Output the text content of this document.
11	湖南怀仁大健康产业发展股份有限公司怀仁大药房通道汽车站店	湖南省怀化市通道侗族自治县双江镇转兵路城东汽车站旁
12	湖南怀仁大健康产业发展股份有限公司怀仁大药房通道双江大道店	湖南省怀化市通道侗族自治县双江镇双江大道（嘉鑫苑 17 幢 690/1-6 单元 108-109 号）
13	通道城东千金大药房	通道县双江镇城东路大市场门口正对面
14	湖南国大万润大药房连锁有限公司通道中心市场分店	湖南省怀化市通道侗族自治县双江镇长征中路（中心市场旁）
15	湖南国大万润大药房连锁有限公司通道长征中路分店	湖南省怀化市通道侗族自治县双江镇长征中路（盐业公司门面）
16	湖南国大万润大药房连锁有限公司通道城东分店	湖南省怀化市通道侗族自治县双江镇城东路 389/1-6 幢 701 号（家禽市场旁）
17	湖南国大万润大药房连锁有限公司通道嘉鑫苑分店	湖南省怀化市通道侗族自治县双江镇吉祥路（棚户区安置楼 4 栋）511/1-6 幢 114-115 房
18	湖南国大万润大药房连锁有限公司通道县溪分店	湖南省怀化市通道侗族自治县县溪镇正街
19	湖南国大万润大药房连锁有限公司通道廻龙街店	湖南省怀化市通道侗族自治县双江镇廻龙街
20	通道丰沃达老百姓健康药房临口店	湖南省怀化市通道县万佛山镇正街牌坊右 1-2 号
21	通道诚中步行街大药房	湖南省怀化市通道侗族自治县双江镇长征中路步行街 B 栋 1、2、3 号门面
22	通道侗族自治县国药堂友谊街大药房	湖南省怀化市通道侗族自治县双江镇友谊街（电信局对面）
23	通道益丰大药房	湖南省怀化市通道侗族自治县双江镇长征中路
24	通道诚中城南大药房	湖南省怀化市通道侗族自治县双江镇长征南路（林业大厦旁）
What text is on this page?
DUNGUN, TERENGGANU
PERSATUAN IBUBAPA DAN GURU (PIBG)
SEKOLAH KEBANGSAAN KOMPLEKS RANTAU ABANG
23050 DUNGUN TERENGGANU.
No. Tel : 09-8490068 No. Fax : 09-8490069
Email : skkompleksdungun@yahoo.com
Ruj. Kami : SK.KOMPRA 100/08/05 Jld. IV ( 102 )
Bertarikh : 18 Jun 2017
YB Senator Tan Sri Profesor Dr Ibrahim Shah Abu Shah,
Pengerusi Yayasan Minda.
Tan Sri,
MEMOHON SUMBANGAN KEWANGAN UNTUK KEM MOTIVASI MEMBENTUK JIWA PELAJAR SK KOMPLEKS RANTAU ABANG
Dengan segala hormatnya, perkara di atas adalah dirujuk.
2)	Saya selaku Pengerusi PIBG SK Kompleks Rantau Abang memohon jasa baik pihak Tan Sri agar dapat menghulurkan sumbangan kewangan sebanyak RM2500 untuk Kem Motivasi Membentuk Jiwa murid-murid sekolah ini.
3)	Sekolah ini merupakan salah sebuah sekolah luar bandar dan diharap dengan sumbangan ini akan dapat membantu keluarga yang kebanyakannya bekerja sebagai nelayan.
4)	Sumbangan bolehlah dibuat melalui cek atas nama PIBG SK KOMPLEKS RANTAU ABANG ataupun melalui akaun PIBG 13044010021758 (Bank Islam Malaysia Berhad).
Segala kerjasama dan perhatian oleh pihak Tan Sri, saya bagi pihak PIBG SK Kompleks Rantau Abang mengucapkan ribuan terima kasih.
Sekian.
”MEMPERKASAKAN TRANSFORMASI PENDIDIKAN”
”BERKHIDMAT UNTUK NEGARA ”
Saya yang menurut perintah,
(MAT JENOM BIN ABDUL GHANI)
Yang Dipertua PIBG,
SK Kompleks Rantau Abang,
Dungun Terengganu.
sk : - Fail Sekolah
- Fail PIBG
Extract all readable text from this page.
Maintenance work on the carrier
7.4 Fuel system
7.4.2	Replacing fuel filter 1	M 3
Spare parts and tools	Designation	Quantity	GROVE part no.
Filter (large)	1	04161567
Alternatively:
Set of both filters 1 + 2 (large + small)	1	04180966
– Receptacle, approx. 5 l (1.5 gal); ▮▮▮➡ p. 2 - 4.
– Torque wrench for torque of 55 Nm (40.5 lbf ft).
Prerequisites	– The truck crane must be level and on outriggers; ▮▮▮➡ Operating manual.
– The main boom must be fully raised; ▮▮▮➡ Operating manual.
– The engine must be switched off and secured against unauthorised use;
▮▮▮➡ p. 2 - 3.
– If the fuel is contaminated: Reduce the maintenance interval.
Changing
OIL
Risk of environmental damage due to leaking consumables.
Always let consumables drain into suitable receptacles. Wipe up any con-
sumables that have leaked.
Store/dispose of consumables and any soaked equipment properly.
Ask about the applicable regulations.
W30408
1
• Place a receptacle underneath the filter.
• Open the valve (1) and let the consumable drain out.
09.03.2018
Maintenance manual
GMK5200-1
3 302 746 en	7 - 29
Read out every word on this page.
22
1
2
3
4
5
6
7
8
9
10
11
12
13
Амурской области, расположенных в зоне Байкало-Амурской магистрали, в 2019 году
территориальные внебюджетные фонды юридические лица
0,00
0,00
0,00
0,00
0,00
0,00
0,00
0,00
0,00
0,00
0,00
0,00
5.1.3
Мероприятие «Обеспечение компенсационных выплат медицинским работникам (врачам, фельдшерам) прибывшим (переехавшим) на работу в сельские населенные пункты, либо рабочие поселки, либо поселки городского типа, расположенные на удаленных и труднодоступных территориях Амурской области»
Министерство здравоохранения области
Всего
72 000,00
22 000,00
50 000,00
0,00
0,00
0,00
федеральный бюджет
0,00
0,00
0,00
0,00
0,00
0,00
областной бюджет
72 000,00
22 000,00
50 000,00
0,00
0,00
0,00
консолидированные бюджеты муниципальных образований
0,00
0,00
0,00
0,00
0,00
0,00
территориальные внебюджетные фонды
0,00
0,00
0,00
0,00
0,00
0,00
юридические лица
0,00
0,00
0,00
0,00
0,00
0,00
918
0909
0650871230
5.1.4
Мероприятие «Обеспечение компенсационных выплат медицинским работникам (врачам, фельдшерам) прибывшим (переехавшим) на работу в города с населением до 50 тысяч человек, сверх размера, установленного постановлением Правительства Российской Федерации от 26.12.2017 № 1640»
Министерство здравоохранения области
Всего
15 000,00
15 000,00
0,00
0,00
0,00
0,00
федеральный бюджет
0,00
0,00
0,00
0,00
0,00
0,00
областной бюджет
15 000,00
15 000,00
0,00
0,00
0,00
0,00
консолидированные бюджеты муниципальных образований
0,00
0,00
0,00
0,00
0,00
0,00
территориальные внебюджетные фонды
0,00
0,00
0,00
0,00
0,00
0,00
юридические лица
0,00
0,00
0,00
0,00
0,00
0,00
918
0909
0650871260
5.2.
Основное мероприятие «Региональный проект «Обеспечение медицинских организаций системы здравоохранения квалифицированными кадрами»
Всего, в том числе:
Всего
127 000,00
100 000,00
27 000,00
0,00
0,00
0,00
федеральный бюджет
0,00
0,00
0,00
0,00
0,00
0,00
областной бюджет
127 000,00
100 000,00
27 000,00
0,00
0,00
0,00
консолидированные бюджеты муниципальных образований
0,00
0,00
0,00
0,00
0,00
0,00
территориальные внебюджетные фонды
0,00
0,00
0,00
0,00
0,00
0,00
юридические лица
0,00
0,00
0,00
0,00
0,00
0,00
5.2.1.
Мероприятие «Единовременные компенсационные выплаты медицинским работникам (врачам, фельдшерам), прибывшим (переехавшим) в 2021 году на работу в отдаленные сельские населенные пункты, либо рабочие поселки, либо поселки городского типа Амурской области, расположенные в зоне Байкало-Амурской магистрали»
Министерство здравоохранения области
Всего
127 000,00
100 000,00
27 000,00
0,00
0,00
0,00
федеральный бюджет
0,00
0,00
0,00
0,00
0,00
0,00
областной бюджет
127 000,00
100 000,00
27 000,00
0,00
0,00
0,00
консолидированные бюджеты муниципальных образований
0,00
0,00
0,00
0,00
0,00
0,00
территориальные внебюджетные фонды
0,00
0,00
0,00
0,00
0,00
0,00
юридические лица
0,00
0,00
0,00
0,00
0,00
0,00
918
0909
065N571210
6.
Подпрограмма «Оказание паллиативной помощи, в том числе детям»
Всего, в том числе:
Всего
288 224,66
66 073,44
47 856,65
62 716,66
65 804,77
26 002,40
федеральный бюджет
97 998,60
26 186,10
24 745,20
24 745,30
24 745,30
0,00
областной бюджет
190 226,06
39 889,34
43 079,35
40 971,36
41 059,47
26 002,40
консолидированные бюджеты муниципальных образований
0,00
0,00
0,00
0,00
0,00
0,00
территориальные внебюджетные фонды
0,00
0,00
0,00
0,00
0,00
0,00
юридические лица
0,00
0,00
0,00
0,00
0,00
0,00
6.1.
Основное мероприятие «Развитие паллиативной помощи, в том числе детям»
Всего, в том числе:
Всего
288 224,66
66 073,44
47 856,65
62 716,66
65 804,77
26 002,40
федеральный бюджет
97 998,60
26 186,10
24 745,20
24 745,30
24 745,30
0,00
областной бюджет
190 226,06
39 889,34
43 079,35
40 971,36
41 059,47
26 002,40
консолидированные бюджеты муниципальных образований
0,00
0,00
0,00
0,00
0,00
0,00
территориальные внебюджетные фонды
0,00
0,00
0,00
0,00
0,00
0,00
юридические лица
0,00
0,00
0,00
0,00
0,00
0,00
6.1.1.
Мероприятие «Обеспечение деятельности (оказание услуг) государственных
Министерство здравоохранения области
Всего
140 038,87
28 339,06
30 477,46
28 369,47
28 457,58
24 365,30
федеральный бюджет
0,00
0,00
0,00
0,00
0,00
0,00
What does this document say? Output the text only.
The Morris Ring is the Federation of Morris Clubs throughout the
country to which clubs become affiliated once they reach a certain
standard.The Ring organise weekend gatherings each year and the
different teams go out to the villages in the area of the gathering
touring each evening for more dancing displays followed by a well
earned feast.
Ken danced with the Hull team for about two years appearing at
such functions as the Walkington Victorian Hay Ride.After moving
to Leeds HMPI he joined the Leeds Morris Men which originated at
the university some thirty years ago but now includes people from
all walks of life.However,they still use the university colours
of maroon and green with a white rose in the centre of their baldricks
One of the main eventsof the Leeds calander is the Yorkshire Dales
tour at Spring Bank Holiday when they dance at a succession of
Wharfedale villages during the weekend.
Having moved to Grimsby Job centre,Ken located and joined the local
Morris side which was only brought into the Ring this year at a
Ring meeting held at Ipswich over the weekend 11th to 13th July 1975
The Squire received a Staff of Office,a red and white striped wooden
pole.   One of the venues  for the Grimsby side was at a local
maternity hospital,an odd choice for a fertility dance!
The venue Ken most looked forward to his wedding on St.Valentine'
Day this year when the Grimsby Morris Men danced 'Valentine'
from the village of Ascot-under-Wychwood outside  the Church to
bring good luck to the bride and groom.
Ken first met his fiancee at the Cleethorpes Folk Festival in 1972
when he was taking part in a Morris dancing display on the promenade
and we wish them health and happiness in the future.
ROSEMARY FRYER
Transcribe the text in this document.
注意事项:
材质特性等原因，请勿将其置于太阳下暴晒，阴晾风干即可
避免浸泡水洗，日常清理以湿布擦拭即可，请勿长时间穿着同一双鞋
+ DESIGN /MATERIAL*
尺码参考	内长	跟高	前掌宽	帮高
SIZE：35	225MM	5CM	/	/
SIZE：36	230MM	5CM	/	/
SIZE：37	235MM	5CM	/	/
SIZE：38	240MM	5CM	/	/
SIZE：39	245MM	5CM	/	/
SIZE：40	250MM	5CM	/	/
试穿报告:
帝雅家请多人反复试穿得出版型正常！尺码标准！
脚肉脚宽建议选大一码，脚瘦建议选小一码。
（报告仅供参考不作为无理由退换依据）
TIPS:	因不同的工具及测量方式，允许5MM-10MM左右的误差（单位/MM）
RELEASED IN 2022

• • • • • • •

Return each line where "centre" shows up.

of maroon and green with a white rose in the centre of their baldricks
Having moved to Grimsby Job centre,Ken located and joined the local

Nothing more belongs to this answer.